[Data entries for graphics]
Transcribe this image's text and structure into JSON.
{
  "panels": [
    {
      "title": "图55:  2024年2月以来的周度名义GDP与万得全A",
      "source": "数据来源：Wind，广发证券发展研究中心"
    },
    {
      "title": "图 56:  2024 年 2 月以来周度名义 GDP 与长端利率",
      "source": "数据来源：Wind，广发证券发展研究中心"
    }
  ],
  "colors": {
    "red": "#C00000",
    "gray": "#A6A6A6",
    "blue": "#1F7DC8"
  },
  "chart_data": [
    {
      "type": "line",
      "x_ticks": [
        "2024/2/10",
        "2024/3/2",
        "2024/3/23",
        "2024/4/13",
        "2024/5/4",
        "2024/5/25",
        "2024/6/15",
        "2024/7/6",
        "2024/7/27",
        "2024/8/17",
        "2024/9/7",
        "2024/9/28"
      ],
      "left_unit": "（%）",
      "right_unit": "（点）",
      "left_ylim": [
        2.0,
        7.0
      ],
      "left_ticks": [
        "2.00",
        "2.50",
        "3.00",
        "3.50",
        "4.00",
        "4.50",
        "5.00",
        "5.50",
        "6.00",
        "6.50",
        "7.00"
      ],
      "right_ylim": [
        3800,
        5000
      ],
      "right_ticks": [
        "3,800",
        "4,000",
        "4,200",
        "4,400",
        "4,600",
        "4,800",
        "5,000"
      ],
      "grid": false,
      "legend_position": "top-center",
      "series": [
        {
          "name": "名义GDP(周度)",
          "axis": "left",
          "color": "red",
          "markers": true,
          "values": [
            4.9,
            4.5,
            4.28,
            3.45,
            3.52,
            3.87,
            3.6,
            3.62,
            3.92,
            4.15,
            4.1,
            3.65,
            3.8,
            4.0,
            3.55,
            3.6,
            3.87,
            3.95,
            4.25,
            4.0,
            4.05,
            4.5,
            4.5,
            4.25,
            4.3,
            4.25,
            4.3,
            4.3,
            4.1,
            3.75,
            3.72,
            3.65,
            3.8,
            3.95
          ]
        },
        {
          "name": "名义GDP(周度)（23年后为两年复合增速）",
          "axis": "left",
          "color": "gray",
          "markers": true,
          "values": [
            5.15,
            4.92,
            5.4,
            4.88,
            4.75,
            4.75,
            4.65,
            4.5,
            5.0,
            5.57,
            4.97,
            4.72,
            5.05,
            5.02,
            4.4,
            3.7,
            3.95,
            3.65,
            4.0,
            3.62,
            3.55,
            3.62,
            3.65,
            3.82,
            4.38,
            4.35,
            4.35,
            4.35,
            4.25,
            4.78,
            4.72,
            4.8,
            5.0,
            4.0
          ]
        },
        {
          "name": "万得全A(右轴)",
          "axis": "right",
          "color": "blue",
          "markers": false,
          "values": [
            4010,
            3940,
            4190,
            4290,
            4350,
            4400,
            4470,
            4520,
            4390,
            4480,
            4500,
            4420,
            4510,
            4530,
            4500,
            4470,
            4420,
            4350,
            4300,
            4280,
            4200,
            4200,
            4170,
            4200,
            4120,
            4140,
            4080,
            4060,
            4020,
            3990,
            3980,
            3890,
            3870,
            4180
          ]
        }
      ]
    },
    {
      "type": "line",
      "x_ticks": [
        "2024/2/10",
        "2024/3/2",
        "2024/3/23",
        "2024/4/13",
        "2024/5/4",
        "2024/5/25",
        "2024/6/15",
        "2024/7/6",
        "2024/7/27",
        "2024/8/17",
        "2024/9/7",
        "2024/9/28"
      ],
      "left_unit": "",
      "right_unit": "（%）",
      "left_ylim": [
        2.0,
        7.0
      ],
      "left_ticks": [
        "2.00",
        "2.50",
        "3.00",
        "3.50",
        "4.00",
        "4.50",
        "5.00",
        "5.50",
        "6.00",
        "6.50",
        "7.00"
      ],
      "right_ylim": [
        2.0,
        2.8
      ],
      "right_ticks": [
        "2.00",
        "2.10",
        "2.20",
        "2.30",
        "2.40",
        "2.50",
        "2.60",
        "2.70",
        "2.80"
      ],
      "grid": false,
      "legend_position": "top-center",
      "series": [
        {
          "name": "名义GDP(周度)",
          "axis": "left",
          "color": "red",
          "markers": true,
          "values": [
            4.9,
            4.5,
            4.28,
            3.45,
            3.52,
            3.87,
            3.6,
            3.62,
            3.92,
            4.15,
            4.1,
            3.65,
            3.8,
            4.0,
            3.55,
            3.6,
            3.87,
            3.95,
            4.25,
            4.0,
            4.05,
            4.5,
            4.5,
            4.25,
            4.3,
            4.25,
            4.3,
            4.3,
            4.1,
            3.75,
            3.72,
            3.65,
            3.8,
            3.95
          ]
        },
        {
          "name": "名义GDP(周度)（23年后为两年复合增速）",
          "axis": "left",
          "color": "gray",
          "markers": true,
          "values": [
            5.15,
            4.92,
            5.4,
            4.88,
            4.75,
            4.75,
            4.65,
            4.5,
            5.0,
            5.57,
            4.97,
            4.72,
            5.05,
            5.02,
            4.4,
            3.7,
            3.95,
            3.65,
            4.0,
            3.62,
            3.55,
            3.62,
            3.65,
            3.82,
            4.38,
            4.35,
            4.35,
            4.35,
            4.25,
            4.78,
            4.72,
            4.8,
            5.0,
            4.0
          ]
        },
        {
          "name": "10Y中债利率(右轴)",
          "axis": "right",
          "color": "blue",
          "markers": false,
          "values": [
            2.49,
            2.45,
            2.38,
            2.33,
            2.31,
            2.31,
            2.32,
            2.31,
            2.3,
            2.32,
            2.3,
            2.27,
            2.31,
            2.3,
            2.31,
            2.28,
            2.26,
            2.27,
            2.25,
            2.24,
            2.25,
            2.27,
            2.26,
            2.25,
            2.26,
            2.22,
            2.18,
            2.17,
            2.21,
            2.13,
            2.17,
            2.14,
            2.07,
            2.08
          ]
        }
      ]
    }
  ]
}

**REQUIREMENT**
Search the entries for the word "title" and copy every line that has it.

**ANSWER TO THIS PROBLEM**
      "title": "图55:  2024年2月以来的周度名义GDP与万得全A",
      "title": "图 56:  2024 年 2 月以来周度名义 GDP 与长端利率",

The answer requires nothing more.